** Exercise details **
Count the lines in the records below that contain the word "this", and reply with only that number.

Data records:
★ ★ ★ ★

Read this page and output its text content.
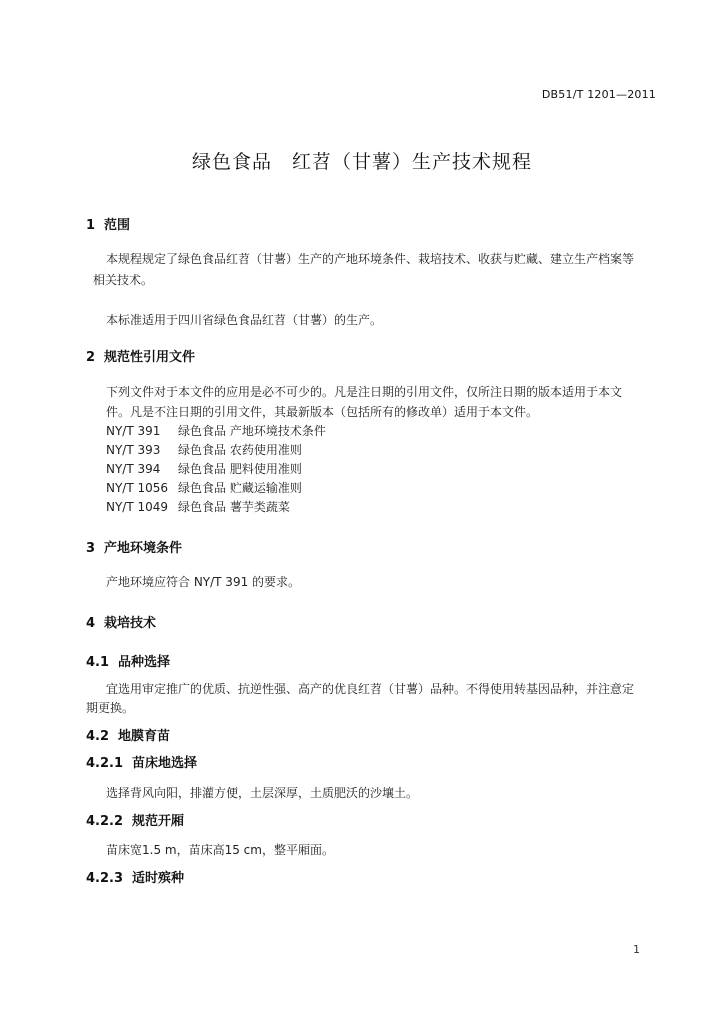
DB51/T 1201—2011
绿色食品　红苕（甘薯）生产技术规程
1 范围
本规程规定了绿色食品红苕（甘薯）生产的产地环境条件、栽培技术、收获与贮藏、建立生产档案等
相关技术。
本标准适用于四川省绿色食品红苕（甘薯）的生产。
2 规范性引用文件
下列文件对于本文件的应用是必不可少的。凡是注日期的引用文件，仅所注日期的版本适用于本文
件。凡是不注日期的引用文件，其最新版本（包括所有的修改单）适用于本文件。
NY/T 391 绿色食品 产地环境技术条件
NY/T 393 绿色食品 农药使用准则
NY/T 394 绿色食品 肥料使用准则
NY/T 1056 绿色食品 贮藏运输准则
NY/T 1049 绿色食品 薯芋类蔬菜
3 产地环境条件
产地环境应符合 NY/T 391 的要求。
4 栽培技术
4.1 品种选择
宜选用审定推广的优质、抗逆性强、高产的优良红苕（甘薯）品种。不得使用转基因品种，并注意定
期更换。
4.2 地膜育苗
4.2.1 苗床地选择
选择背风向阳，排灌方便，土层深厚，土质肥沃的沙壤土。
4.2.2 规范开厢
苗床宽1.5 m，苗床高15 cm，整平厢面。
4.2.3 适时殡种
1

★ ★ ★ ★

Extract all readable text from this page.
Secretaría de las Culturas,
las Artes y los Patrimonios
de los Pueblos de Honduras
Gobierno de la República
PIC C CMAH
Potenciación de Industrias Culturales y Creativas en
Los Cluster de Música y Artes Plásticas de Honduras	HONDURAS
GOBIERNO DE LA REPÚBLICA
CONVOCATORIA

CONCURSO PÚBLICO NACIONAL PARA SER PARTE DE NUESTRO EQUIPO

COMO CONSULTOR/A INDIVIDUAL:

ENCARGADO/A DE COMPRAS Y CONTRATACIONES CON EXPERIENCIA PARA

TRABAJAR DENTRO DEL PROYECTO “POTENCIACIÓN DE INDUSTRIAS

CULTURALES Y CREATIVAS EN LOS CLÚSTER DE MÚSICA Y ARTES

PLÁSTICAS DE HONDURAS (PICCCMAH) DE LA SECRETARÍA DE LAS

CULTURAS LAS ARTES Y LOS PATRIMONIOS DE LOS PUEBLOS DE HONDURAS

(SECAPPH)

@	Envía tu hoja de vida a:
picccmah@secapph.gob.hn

★ ★ ★ ★

** Correct output **
2